• _Study text_

****************

Researchers at the University of California San Diego have developed soft devices containing algae that glow in the dark when experiencing mechanical stress, such as being squished, stretched, twisted or bent. The devices do not require any electronics to light up, making them an ideal choice for building soft robots that explore the deep sea and other dark environments, researchers said. The work was published recently in Nature Communications.
The researchers took their inspiration for these devices from the bioluminescent waves that sometimes occur at San Diego's beaches during red tide events. Shengqiang Cai, a professor of mechanical and aerospace engineering at the UC San Diego Jacobs School of Engineering and the study's senior author, was watching the glowing blue waves with his family one spring night and was curious to learn more about what causes this impressive display.
The source of the glow is a type of single-celled algae called dinoflagellates. But what fascinated Cai in particular was learning that dinoflagellates produce light when subjected to mechanical stress, such as the forces from the ocean waves. "This was very interesting to me because my research focuses on the mechanics of materials—anything related to how deformation and stress affect material behavior," he said.

****************

• _Recorded data_
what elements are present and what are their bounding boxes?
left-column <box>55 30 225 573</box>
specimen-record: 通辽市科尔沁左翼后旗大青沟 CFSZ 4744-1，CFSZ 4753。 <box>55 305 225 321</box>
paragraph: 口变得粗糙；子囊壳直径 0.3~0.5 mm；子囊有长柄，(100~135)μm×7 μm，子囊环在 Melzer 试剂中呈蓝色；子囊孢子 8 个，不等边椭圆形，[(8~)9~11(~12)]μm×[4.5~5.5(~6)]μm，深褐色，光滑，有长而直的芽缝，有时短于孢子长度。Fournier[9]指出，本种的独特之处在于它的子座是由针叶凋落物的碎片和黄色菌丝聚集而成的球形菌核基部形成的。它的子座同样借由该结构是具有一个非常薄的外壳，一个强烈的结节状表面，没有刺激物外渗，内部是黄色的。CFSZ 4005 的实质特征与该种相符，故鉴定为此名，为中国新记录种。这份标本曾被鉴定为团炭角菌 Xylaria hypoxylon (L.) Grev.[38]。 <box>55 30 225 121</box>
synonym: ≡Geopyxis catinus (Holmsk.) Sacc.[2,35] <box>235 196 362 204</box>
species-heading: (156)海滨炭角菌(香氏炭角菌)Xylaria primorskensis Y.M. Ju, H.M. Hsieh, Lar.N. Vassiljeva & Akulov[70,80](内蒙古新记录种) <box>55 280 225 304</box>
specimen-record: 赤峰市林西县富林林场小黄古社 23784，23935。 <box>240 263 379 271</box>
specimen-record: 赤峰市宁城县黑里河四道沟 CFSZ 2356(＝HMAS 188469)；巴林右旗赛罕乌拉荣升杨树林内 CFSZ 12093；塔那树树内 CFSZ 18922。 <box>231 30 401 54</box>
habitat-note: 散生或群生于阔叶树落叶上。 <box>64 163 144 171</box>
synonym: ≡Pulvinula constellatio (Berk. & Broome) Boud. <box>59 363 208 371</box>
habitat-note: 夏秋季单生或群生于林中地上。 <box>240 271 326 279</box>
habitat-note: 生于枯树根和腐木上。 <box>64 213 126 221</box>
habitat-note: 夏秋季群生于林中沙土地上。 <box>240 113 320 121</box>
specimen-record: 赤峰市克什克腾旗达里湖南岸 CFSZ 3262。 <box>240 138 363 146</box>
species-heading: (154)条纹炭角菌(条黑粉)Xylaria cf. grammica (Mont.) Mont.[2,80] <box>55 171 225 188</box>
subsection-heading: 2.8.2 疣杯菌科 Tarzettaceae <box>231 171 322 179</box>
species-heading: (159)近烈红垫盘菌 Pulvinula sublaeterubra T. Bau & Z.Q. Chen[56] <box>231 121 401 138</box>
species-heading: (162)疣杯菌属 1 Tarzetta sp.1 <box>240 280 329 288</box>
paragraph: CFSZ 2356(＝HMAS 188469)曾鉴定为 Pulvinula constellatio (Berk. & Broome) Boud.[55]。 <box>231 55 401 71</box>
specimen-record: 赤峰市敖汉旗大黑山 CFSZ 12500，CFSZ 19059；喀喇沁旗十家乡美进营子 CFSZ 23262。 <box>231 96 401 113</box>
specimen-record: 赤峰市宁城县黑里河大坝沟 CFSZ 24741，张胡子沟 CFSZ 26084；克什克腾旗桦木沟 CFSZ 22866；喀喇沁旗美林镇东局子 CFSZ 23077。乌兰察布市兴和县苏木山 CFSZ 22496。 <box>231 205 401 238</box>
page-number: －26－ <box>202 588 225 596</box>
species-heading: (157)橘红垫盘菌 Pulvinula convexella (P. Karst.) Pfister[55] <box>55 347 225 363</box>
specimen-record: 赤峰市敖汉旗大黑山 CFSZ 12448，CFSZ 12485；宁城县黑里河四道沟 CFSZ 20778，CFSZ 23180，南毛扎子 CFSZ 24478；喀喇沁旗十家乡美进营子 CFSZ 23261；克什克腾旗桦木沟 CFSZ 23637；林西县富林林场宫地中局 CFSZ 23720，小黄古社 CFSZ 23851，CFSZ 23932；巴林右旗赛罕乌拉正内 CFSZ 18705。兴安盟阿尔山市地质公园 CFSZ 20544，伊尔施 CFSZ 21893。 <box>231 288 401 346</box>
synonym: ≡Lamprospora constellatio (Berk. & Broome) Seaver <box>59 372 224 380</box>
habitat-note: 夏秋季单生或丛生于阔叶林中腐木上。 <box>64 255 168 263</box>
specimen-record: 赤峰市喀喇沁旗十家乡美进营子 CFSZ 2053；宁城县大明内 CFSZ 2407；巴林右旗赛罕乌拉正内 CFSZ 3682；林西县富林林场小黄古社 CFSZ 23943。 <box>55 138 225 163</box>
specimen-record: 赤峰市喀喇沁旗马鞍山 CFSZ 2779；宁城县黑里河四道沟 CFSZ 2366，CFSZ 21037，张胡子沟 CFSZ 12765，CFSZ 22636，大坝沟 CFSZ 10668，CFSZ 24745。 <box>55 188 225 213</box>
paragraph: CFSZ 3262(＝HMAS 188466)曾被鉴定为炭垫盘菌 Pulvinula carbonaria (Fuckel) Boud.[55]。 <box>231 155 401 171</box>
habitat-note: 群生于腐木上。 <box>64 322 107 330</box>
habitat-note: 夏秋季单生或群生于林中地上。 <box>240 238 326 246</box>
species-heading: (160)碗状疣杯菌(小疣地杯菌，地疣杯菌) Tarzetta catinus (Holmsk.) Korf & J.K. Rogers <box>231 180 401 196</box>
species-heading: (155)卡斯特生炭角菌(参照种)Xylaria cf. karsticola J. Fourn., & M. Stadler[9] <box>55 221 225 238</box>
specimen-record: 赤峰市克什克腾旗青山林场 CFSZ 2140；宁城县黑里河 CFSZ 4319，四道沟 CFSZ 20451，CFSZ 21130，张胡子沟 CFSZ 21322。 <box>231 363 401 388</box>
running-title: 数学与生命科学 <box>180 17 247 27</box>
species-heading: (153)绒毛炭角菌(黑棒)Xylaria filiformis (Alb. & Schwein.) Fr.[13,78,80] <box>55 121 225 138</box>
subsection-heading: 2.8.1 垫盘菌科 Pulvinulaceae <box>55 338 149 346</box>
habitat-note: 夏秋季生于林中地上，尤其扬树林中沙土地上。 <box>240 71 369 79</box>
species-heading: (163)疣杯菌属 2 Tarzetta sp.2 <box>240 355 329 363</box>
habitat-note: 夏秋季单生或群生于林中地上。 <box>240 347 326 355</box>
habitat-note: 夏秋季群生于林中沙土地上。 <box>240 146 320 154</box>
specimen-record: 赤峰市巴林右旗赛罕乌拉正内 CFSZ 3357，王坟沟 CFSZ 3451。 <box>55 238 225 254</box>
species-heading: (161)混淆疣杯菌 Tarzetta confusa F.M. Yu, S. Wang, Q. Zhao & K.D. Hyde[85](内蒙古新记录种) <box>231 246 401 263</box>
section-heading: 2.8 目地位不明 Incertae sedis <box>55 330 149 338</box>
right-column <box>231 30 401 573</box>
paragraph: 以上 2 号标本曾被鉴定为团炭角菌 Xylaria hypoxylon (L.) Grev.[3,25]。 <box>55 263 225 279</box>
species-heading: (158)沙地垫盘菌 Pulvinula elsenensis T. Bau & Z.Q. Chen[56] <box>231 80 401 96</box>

****************

• _Actions to take_
1 > Translate this sentence from the algae devices passage into Spanish: "The source of the glow is a type of single-celled algae called dinoflagellates."
2 > What are all the kinds of mechanical stress that the algae devices passage names as making the devices glow?
Rely only on the algae devices passage for your answers.

• _Answers to this exercise_
1 > La fuente del resplandor es un tipo de algas unicelulares llamadas dinoflagelados.

2 > Being squished, stretched, twisted, and bent.